◆ **A run of records**:

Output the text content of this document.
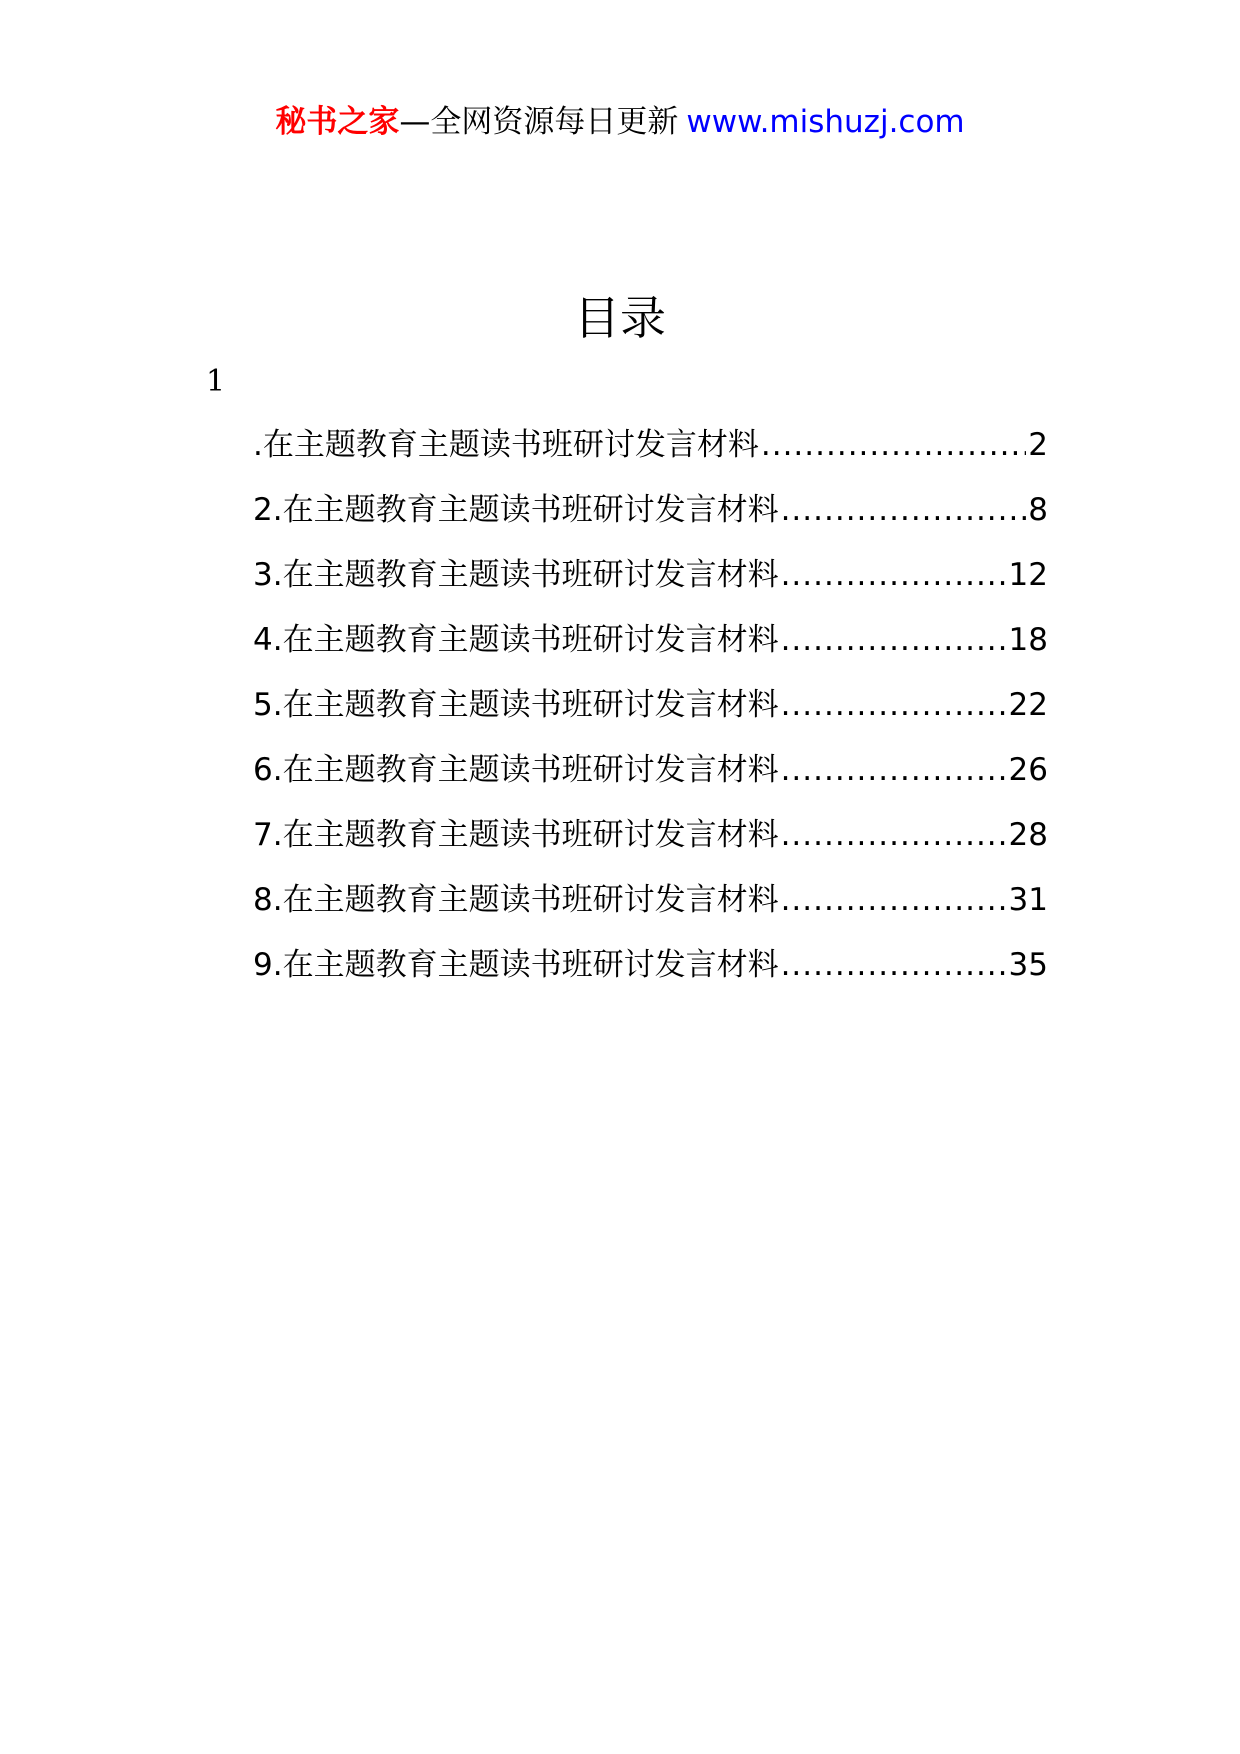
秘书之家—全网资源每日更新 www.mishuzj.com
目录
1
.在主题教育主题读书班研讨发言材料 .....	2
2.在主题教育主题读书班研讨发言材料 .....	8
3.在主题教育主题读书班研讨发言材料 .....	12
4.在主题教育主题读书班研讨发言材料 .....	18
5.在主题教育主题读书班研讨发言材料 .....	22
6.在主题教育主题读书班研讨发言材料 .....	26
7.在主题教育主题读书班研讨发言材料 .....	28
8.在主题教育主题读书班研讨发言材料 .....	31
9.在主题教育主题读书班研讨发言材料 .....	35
==
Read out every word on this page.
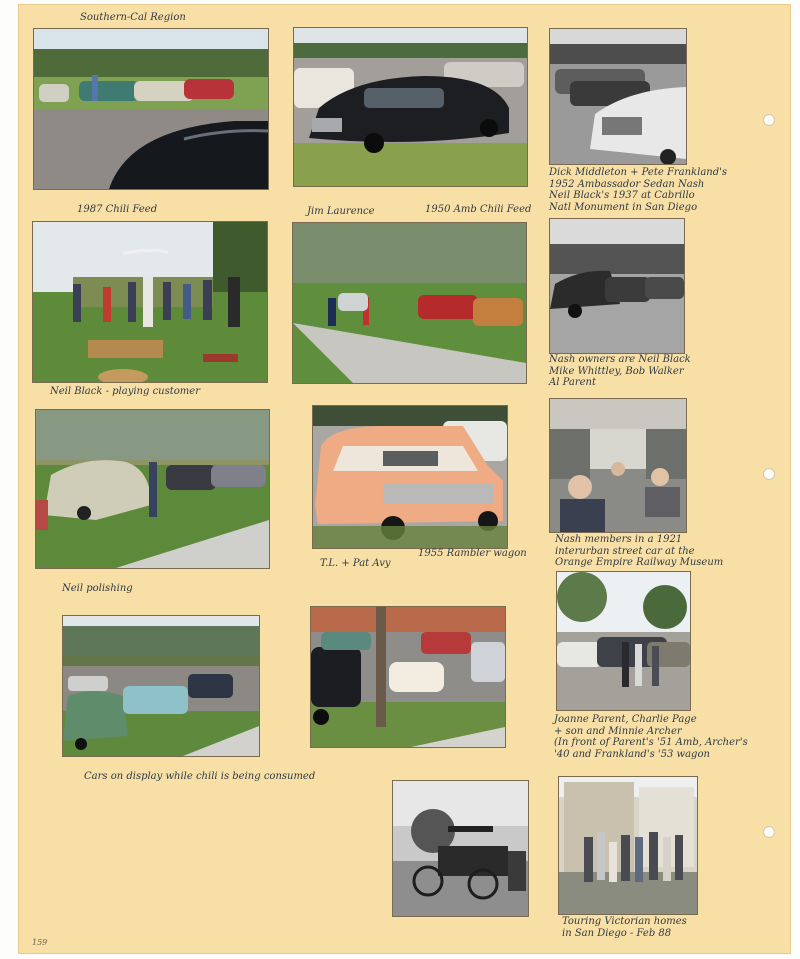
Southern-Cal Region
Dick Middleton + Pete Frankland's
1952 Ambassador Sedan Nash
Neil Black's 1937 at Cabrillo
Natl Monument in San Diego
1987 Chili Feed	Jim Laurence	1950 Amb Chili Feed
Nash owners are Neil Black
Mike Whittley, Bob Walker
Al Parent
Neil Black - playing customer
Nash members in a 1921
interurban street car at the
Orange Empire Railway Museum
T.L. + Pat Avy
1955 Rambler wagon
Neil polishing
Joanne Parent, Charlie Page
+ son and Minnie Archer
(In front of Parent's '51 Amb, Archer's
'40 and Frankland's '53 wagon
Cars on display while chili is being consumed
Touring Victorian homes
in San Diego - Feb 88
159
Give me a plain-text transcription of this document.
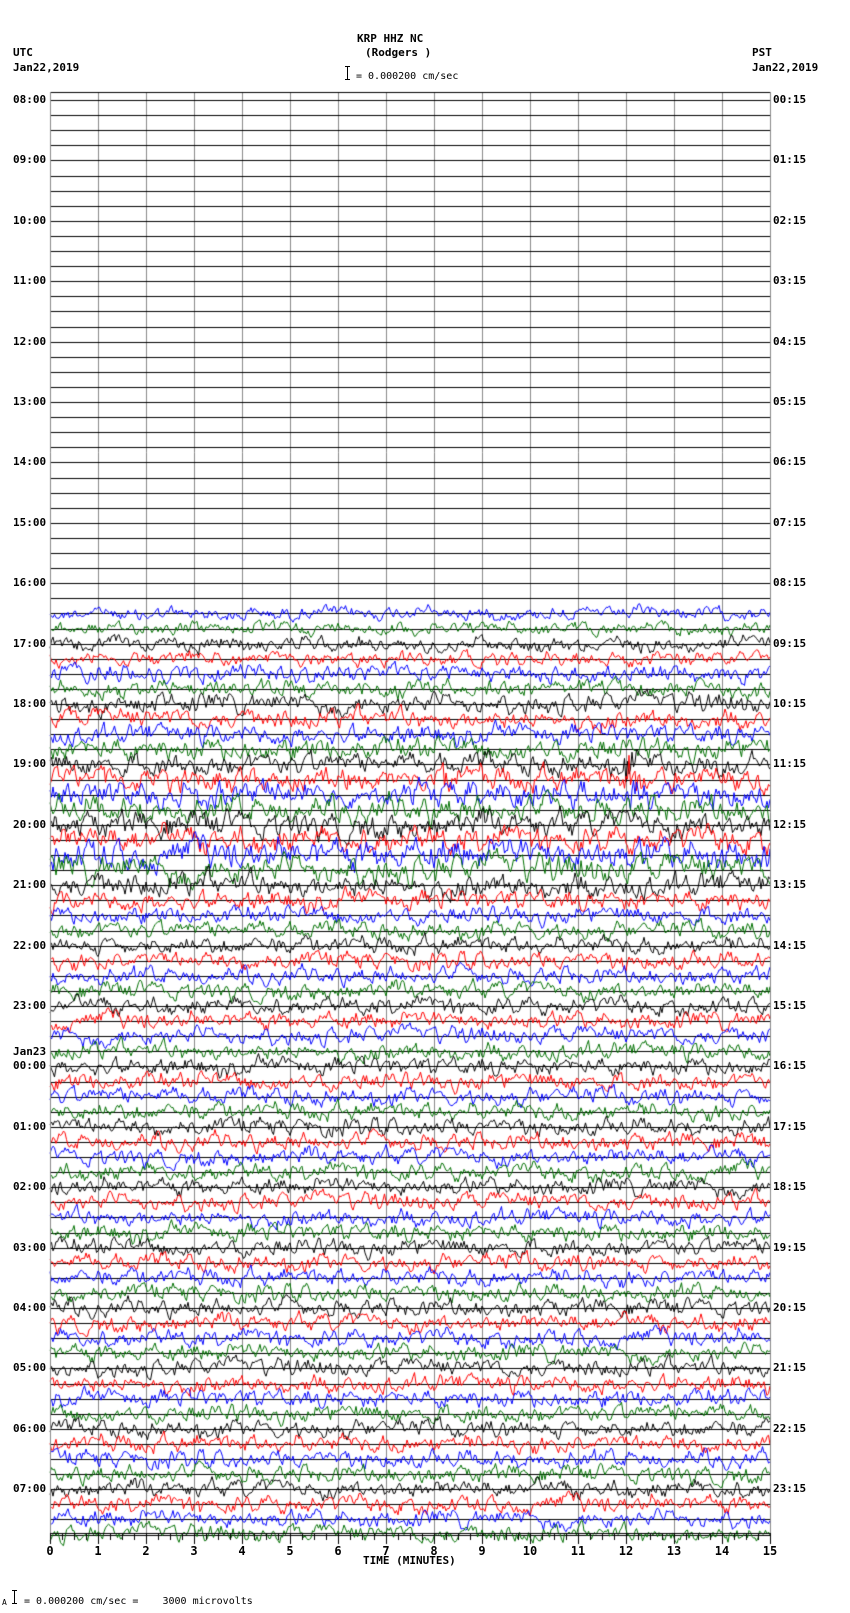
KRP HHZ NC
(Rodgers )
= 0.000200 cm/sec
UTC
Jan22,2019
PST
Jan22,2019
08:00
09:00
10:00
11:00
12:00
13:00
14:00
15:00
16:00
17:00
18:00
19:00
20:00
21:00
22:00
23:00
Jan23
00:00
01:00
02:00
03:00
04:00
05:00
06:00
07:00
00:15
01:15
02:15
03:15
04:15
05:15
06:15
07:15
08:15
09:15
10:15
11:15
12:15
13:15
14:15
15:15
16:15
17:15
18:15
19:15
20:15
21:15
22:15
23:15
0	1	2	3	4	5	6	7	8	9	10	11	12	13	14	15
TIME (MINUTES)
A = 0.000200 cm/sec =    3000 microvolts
* * *
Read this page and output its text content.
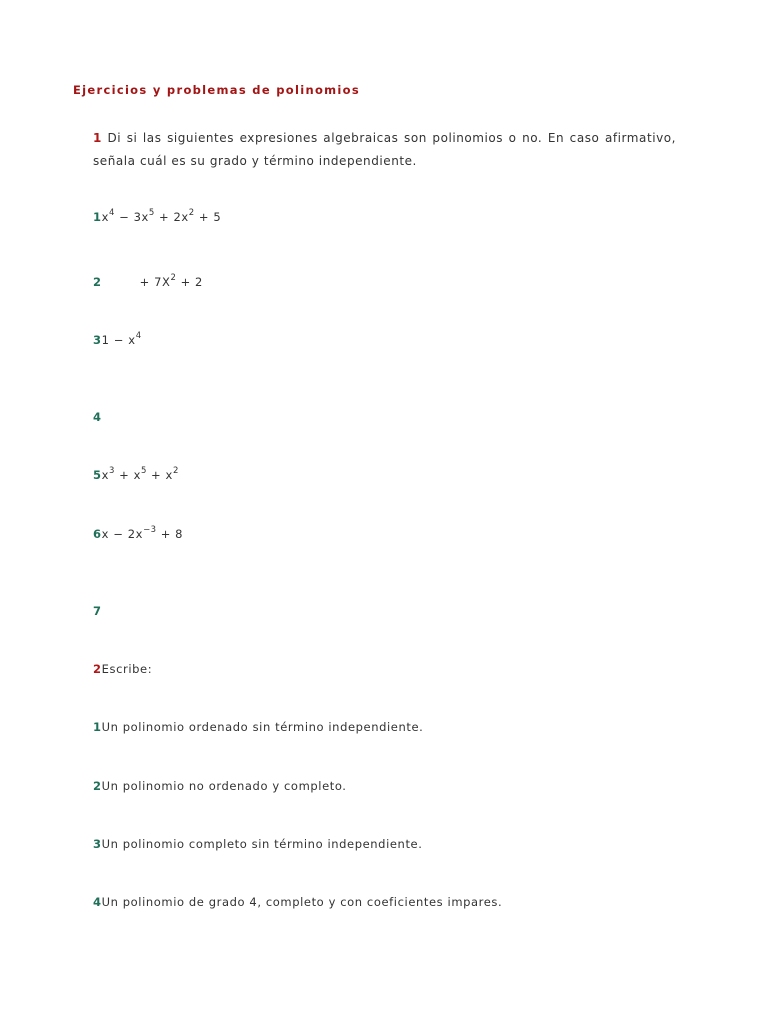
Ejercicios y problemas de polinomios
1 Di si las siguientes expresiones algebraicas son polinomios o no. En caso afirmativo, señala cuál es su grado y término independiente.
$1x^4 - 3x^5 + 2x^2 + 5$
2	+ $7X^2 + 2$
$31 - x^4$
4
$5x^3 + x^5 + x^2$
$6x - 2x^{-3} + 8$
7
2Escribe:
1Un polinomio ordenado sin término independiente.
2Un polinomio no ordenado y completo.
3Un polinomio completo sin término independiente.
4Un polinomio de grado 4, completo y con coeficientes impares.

◆ **EXERCISE REQUIREMENTS**: Report only the number of lines in the listing that contain the word "content".

◆ **OUTPUT OF THE TASK**: 2